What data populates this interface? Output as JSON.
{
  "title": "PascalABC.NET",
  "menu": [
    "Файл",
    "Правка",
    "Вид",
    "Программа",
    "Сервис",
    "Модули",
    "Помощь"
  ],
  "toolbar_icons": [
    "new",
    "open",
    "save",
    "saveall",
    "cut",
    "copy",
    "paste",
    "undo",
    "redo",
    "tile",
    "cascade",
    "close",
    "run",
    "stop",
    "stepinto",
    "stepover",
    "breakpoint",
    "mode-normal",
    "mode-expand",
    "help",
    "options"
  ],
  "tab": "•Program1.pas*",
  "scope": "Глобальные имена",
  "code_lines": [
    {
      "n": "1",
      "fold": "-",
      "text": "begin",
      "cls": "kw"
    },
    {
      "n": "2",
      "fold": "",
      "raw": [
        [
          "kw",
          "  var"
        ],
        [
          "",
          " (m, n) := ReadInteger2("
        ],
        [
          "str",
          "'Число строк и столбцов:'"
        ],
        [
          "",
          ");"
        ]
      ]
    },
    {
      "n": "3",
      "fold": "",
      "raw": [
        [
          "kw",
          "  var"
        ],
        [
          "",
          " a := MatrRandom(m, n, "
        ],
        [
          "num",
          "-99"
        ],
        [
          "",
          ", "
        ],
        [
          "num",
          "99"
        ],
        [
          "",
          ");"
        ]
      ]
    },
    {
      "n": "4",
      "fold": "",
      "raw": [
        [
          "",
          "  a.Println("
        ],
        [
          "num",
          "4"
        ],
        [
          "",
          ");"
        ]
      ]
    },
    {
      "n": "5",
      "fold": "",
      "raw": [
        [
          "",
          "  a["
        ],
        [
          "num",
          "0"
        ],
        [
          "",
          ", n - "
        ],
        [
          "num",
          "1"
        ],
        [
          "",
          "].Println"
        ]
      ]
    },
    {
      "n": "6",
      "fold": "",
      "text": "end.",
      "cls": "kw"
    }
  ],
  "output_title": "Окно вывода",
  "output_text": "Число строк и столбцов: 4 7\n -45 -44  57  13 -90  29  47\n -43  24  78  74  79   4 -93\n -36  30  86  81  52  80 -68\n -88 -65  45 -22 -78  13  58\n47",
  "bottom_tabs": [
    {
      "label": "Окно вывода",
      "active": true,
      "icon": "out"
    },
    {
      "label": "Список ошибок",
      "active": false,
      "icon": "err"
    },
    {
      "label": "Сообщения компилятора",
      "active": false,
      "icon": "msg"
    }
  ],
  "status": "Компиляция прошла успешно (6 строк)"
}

****

» **THE EXERCISE**
Each line above that holds the string "строк" should be copied and shown.

» **OUTPUT OF THE TASK**
          "'Число строк и столбцов:'"
  "output_text": "Число строк и столбцов: 4 7\n -45 -44  57  13 -90  29  47\n -43  24  78  74  79   4 -93\n -36  30  86  81  52  80 -68\n -88 -65  45 -22 -78  13  58\n47",
  "status": "Компиляция прошла успешно (6 строк)"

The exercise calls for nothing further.